> WHAT IS REQUIRED
Keep the pictures out of the copy and print all the entries below exactly.

> LISTED RECORDS
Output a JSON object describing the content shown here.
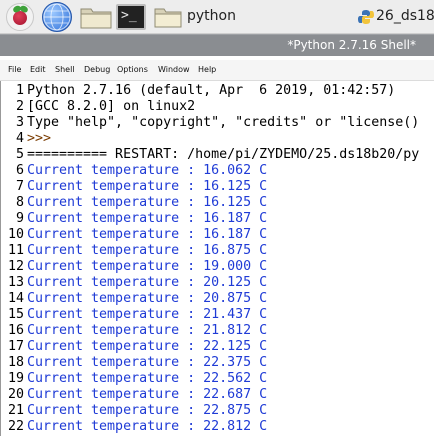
{
  "taskbar": {
    "items": [
      {
        "icon": "raspberry-pi-menu-icon"
      },
      {
        "icon": "browser-globe-icon"
      },
      {
        "icon": "file-manager-folder-icon"
      },
      {
        "icon": "terminal-icon",
        "glyph": ">_"
      },
      {
        "icon": "folder-icon",
        "label": "python"
      },
      {
        "icon": "python-file-icon",
        "label": "26_ds18b"
      }
    ]
  },
  "window": {
    "title": "*Python 2.7.16 Shell*"
  },
  "menu": [
    "File",
    "Edit",
    "Shell",
    "Debug",
    "Options",
    "Window",
    "Help"
  ],
  "colors": {
    "output_blue": "#1f3bd6",
    "prompt_brown": "#7a3b00",
    "titlebar_grey": "#8a8d91"
  },
  "lines": [
    {
      "n": "1",
      "text": "Python 2.7.16 (default, Apr  6 2019, 01:42:57)"
    },
    {
      "n": "2",
      "text": "[GCC 8.2.0] on linux2"
    },
    {
      "n": "3",
      "text": "Type \"help\", \"copyright\", \"credits\" or \"license()"
    },
    {
      "n": "4",
      "text": ">>> "
    },
    {
      "n": "5",
      "text": "========== RESTART: /home/pi/ZYDEMO/25.ds18b20/py"
    },
    {
      "n": "6",
      "text": "Current temperature : 16.062 C"
    },
    {
      "n": "7",
      "text": "Current temperature : 16.125 C"
    },
    {
      "n": "8",
      "text": "Current temperature : 16.125 C"
    },
    {
      "n": "9",
      "text": "Current temperature : 16.187 C"
    },
    {
      "n": "10",
      "text": "Current temperature : 16.187 C"
    },
    {
      "n": "11",
      "text": "Current temperature : 16.875 C"
    },
    {
      "n": "12",
      "text": "Current temperature : 19.000 C"
    },
    {
      "n": "13",
      "text": "Current temperature : 20.125 C"
    },
    {
      "n": "14",
      "text": "Current temperature : 20.875 C"
    },
    {
      "n": "15",
      "text": "Current temperature : 21.437 C"
    },
    {
      "n": "16",
      "text": "Current temperature : 21.812 C"
    },
    {
      "n": "17",
      "text": "Current temperature : 22.125 C"
    },
    {
      "n": "18",
      "text": "Current temperature : 22.375 C"
    },
    {
      "n": "19",
      "text": "Current temperature : 22.562 C"
    },
    {
      "n": "20",
      "text": "Current temperature : 22.687 C"
    },
    {
      "n": "21",
      "text": "Current temperature : 22.875 C"
    },
    {
      "n": "22",
      "text": "Current temperature : 22.812 C"
    }
  ]
}
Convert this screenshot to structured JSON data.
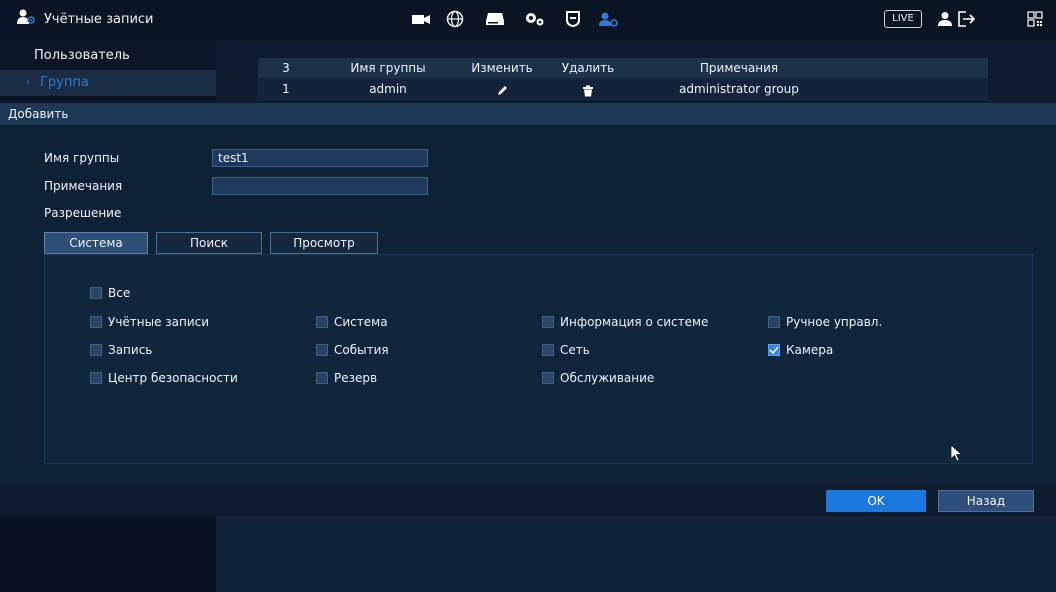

> OUTPUT OF THE EXERCISE
Output a JSON object describing the content shown here.
{
  "taskbar": {
    "items": [
      {
        "icon": "raspberry-pi-menu-icon"
      },
      {
        "icon": "browser-globe-icon"
      },
      {
        "icon": "file-manager-folder-icon"
      },
      {
        "icon": "terminal-icon",
        "glyph": ">_"
      },
      {
        "icon": "folder-icon",
        "label": "python"
      },
      {
        "icon": "python-file-icon",
        "label": "26_ds18b"
      }
    ]
  },
  "window": {
    "title": "*Python 2.7.16 Shell*"
  },
  "menu": [
    "File",
    "Edit",
    "Shell",
    "Debug",
    "Options",
    "Window",
    "Help"
  ],
  "colors": {
    "output_blue": "#1f3bd6",
    "prompt_brown": "#7a3b00",
    "titlebar_grey": "#8a8d91"
  },
  "lines": [
    {
      "n": "1",
      "text": "Python 2.7.16 (default, Apr  6 2019, 01:42:57)"
    },
    {
      "n": "2",
      "text": "[GCC 8.2.0] on linux2"
    },
    {
      "n": "3",
      "text": "Type \"help\", \"copyright\", \"credits\" or \"license()"
    },
    {
      "n": "4",
      "text": ">>> "
    },
    {
      "n": "5",
      "text": "========== RESTART: /home/pi/ZYDEMO/25.ds18b20/py"
    },
    {
      "n": "6",
      "text": "Current temperature : 16.062 C"
    },
    {
      "n": "7",
      "text": "Current temperature : 16.125 C"
    },
    {
      "n": "8",
      "text": "Current temperature : 16.125 C"
    },
    {
      "n": "9",
      "text": "Current temperature : 16.187 C"
    },
    {
      "n": "10",
      "text": "Current temperature : 16.187 C"
    },
    {
      "n": "11",
      "text": "Current temperature : 16.875 C"
    },
    {
      "n": "12",
      "text": "Current temperature : 19.000 C"
    },
    {
      "n": "13",
      "text": "Current temperature : 20.125 C"
    },
    {
      "n": "14",
      "text": "Current temperature : 20.875 C"
    },
    {
      "n": "15",
      "text": "Current temperature : 21.437 C"
    },
    {
      "n": "16",
      "text": "Current temperature : 21.812 C"
    },
    {
      "n": "17",
      "text": "Current temperature : 22.125 C"
    },
    {
      "n": "18",
      "text": "Current temperature : 22.375 C"
    },
    {
      "n": "19",
      "text": "Current temperature : 22.562 C"
    },
    {
      "n": "20",
      "text": "Current temperature : 22.687 C"
    },
    {
      "n": "21",
      "text": "Current temperature : 22.875 C"
    },
    {
      "n": "22",
      "text": "Current temperature : 22.812 C"
    }
  ]
}
Convert this screenshot to structured JSON data.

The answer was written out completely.